* REQUIREMENT
Using the entries that follow, collect the lines where the word "Distance" appears.

Records from a data collection

+ + +

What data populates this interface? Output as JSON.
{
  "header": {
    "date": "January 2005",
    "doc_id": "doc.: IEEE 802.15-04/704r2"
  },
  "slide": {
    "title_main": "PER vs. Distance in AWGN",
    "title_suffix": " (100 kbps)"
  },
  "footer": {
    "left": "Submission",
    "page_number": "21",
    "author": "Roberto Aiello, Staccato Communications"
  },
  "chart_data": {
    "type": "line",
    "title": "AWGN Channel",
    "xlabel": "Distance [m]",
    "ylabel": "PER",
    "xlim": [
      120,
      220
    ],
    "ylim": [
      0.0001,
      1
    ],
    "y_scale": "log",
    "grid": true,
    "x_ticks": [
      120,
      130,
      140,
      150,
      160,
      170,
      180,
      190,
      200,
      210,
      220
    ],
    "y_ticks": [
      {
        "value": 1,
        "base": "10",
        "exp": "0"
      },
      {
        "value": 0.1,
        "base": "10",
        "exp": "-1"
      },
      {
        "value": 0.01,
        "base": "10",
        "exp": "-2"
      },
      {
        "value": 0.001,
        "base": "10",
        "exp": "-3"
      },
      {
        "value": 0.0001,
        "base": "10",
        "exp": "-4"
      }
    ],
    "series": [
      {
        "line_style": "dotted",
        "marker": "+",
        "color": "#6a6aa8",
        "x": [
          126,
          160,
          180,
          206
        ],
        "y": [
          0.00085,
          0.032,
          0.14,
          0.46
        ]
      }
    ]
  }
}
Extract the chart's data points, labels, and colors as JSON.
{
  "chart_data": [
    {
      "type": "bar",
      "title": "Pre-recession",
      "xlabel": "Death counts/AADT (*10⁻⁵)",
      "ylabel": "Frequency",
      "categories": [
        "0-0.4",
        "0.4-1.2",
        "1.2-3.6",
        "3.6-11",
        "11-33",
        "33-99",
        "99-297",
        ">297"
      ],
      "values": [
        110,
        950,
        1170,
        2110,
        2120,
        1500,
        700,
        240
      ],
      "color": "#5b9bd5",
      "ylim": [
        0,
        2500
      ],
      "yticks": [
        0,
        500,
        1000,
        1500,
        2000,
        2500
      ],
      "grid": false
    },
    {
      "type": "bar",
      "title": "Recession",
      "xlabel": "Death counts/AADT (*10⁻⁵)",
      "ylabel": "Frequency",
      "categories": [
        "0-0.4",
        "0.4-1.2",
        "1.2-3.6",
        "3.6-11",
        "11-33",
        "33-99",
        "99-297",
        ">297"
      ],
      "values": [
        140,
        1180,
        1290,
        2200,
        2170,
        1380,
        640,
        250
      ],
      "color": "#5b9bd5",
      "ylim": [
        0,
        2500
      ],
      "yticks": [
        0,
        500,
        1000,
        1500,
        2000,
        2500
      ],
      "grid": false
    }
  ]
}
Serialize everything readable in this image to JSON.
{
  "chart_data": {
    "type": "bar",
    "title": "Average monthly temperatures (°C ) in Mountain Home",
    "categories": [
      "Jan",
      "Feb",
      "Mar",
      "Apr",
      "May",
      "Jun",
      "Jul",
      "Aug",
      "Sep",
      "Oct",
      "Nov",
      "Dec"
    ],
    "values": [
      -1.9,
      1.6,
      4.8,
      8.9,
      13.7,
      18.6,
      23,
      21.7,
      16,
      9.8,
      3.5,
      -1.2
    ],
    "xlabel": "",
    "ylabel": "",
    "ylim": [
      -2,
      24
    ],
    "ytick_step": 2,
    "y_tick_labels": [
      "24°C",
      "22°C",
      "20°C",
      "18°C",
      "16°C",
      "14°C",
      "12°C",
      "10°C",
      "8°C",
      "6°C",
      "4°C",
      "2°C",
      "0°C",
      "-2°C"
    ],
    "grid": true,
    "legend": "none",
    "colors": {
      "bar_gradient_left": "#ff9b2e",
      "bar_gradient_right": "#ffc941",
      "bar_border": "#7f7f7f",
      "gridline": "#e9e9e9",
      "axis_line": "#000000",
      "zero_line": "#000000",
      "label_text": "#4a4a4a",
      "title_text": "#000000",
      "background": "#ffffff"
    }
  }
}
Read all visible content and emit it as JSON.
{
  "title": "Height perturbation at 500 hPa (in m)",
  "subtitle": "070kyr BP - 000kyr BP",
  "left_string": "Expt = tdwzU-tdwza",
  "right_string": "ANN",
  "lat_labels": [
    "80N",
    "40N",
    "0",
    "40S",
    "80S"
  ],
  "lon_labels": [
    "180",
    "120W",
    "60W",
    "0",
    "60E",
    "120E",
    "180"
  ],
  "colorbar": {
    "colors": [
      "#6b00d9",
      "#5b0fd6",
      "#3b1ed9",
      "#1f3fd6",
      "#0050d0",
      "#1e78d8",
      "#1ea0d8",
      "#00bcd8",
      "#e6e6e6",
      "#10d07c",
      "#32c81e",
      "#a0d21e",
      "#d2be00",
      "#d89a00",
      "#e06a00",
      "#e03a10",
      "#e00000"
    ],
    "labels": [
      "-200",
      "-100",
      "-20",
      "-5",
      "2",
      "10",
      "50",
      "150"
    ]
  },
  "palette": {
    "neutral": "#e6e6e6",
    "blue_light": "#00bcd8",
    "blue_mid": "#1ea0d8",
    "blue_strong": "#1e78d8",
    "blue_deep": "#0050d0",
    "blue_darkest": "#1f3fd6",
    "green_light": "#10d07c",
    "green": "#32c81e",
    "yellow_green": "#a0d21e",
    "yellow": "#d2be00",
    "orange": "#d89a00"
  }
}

+ + +

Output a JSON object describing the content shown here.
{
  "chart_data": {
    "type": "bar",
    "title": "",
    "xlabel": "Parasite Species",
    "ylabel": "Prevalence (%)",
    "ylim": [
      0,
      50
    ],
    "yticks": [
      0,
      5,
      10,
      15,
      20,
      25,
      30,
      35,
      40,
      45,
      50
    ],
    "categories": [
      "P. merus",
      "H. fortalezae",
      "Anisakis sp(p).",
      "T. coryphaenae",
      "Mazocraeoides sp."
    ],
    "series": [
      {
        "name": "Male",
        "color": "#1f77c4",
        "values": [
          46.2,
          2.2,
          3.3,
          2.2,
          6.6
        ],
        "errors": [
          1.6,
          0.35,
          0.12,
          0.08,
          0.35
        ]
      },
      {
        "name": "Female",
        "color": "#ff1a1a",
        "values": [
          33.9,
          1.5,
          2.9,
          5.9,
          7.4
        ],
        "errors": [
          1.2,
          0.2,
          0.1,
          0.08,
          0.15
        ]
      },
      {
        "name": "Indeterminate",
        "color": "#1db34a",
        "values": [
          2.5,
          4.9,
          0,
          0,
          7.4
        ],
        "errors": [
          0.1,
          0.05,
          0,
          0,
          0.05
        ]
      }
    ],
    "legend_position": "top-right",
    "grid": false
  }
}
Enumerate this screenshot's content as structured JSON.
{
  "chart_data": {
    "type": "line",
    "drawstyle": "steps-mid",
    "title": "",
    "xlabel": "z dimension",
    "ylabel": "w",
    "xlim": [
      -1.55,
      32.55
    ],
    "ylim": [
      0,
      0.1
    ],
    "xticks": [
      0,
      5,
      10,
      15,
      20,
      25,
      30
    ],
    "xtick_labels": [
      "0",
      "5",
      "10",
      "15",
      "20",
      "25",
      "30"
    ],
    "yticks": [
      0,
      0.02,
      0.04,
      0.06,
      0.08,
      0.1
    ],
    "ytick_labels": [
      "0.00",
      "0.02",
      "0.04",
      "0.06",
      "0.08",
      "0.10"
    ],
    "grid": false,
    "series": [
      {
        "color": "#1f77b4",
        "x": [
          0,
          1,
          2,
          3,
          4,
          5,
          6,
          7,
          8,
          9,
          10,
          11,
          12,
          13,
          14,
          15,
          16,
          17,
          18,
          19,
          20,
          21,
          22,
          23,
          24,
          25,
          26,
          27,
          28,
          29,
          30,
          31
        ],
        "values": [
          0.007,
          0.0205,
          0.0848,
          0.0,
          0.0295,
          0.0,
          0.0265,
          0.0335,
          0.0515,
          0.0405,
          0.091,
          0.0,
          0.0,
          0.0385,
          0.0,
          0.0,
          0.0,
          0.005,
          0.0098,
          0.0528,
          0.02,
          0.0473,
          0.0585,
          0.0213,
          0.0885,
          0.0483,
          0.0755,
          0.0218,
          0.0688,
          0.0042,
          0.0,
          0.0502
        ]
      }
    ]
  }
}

+ + +

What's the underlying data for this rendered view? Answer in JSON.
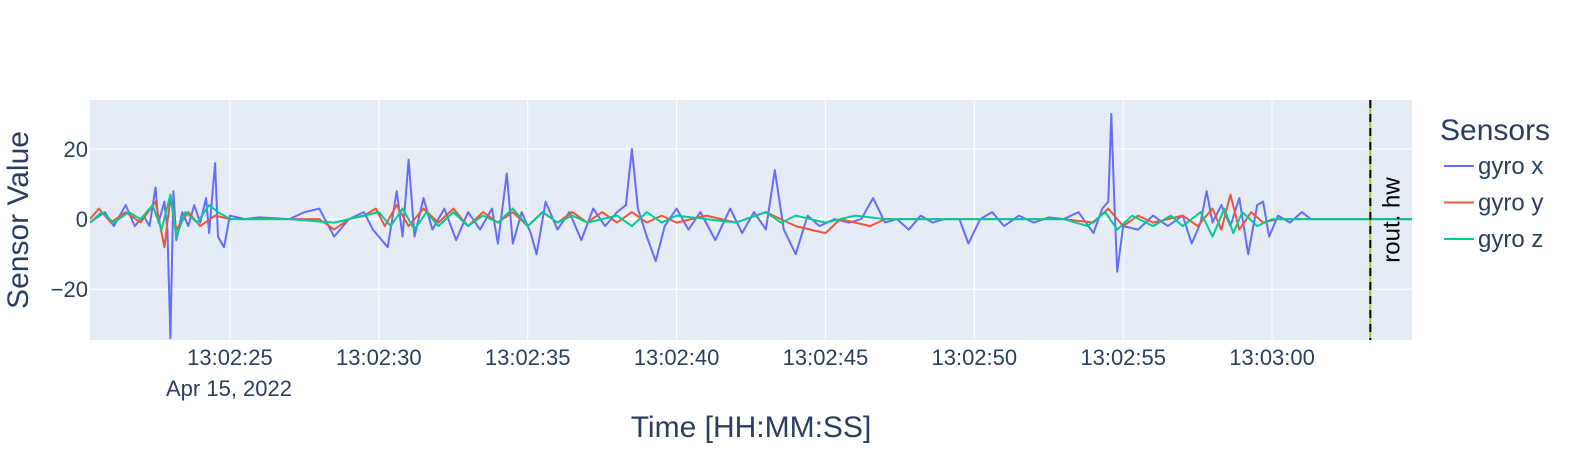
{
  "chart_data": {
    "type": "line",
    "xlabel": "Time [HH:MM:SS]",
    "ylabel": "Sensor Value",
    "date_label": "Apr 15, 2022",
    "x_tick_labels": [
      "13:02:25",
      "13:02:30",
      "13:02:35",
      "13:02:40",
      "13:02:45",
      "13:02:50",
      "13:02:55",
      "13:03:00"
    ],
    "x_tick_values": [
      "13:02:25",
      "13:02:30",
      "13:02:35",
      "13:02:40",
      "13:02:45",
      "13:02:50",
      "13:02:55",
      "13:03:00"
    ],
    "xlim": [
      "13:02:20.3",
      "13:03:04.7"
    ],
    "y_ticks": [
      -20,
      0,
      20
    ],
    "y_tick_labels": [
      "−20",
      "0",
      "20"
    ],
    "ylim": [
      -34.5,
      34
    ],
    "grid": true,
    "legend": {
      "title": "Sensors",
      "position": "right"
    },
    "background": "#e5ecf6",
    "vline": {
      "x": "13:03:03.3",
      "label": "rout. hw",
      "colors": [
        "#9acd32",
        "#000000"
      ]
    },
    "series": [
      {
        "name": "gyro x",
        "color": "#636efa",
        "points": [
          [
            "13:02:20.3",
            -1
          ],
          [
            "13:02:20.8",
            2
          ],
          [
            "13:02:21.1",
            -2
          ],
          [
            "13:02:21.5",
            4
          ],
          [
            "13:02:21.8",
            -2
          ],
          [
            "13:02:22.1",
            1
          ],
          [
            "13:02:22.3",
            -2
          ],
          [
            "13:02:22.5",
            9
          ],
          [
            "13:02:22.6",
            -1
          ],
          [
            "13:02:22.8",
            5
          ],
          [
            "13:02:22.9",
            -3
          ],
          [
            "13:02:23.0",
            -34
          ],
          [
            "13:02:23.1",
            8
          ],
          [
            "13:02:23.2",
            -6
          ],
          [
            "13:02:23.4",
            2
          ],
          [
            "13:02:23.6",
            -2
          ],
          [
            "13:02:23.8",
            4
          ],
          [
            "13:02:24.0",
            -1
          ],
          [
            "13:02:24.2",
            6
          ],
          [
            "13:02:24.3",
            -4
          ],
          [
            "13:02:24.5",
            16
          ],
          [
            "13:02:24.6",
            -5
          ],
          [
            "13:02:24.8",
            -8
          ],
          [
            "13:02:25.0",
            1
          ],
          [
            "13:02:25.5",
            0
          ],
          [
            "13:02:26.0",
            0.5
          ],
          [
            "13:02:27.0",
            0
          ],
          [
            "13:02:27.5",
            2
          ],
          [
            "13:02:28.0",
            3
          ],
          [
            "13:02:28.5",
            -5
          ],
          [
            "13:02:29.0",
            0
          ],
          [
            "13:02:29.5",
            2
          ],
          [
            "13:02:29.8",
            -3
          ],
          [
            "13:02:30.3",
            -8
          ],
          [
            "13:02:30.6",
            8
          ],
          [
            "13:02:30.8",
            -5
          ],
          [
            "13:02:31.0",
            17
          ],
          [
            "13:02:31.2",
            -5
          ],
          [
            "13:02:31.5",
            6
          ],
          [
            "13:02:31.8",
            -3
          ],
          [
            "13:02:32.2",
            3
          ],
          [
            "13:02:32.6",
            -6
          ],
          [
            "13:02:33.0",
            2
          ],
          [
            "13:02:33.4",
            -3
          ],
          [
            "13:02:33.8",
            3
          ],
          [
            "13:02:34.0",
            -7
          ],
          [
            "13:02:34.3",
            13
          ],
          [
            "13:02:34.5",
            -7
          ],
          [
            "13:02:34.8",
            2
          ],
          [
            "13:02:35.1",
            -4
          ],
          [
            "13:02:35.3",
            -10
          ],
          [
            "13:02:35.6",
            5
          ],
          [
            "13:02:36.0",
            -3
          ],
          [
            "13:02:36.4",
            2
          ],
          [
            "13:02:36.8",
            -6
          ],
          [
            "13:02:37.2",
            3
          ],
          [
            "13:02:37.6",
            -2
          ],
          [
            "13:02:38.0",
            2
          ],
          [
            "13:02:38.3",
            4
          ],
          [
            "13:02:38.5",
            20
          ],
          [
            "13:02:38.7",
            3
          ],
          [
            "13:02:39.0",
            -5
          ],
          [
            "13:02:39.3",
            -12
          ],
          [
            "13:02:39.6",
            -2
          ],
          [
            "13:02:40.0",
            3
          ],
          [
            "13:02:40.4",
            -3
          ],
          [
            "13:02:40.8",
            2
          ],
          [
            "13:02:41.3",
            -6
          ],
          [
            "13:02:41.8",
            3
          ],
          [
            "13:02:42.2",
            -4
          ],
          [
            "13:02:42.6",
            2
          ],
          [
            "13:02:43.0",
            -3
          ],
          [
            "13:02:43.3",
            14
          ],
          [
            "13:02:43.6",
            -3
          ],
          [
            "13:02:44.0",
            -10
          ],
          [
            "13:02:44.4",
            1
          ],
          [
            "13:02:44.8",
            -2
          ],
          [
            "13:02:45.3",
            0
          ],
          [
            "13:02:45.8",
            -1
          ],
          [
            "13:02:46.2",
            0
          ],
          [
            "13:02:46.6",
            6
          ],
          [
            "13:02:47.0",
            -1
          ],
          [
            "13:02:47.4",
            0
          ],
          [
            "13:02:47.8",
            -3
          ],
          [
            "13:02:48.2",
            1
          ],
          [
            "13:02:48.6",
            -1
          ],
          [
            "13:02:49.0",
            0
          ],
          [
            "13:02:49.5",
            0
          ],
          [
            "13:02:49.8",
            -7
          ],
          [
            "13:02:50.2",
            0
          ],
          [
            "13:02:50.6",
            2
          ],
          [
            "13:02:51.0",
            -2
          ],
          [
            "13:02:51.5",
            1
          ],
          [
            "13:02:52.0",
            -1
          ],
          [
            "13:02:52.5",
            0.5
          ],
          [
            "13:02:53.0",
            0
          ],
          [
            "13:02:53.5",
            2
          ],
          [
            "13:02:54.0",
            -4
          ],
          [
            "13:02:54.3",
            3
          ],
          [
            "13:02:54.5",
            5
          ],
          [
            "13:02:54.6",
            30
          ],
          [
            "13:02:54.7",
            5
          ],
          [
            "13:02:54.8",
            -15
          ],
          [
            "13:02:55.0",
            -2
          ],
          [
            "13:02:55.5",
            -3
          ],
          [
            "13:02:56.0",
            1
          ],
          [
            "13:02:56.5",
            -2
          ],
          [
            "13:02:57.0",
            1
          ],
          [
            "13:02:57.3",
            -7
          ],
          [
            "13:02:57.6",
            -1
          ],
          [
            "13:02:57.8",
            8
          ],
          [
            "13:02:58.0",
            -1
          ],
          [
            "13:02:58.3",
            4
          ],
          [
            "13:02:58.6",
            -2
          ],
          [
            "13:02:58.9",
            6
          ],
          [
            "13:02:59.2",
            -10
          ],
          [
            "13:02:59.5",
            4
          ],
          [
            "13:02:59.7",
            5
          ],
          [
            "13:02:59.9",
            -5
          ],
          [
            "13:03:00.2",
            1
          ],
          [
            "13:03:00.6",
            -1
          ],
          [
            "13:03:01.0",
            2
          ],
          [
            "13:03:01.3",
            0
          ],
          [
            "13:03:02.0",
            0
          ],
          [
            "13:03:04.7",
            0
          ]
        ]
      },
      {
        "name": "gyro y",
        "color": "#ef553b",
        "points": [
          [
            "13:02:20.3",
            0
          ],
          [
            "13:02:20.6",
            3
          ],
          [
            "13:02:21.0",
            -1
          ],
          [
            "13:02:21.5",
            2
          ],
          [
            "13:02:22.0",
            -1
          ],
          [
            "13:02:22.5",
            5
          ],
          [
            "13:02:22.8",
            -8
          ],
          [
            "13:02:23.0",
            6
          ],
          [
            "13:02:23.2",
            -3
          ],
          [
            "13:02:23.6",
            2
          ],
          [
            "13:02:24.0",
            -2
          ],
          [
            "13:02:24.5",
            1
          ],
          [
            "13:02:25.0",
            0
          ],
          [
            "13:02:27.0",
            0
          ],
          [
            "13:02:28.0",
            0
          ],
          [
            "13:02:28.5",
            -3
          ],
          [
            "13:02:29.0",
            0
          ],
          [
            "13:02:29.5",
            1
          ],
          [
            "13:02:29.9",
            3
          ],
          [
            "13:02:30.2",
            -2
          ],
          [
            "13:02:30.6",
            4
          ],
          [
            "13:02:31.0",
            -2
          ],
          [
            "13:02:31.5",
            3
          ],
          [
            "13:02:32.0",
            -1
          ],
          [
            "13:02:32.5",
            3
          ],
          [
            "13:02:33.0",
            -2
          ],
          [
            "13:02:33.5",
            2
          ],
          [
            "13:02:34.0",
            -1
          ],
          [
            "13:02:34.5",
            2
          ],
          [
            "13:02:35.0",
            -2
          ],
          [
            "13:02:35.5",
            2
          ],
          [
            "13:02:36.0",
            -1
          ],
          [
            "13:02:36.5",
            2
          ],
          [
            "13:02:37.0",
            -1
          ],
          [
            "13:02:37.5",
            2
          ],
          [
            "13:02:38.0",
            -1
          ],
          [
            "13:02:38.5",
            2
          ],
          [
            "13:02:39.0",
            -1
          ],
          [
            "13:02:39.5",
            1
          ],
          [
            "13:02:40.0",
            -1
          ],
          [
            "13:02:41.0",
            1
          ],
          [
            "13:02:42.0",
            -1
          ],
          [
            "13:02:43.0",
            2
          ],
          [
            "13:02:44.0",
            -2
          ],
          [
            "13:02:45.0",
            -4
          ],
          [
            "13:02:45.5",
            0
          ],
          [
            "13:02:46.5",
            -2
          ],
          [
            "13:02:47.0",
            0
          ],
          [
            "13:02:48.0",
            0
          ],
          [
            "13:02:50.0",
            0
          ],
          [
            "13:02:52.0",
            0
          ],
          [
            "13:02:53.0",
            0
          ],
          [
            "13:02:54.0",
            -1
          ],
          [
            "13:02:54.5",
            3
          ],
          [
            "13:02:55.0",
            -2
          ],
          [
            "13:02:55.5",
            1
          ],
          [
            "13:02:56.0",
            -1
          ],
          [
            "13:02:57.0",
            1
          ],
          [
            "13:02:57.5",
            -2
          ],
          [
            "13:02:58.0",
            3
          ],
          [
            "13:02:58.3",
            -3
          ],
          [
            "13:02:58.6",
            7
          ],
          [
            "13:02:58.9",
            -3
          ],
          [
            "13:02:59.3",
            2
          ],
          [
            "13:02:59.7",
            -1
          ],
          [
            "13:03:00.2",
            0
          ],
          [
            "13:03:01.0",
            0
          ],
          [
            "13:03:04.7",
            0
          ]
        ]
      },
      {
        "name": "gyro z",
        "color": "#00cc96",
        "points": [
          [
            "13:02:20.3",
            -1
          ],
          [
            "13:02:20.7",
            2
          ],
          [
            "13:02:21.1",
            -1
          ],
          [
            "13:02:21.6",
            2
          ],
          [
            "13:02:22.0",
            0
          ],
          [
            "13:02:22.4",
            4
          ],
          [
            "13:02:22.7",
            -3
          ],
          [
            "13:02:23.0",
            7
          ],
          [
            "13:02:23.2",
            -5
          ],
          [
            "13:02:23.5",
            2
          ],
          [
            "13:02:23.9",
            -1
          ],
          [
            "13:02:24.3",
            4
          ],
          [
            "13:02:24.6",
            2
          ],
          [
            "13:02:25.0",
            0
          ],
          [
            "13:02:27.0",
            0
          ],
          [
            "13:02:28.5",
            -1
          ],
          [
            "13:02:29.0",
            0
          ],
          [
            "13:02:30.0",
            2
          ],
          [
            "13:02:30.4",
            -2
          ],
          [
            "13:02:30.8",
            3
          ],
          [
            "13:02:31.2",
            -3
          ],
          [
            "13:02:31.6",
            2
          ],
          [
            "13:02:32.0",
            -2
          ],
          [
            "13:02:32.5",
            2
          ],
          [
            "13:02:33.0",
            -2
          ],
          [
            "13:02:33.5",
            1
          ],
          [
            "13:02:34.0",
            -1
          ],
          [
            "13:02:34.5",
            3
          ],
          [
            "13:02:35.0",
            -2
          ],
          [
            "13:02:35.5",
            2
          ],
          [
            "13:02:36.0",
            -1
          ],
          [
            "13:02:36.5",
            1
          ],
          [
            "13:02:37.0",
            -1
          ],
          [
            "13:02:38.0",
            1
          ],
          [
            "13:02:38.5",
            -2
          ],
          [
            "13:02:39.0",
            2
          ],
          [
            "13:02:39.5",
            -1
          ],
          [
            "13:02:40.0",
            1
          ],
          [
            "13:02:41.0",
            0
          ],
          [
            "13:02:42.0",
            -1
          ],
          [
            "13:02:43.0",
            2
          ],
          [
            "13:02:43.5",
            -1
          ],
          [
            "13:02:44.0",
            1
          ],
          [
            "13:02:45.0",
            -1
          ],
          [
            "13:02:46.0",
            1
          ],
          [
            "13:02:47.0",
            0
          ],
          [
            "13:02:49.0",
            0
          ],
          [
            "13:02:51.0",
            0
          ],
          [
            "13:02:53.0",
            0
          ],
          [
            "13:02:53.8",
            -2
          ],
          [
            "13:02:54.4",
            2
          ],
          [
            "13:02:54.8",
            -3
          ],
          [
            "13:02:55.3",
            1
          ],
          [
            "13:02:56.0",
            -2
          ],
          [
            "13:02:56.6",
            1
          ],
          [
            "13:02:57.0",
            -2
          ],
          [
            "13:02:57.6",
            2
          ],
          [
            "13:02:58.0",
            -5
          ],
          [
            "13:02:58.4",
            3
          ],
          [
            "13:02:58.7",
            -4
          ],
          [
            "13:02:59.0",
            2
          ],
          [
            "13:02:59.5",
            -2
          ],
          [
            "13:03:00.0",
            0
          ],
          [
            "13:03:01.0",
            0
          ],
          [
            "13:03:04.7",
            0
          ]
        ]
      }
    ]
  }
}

+ + +

* FINISHED ANSWER
    "title_main": "PER vs. Distance in AWGN",
    "xlabel": "Distance [m]",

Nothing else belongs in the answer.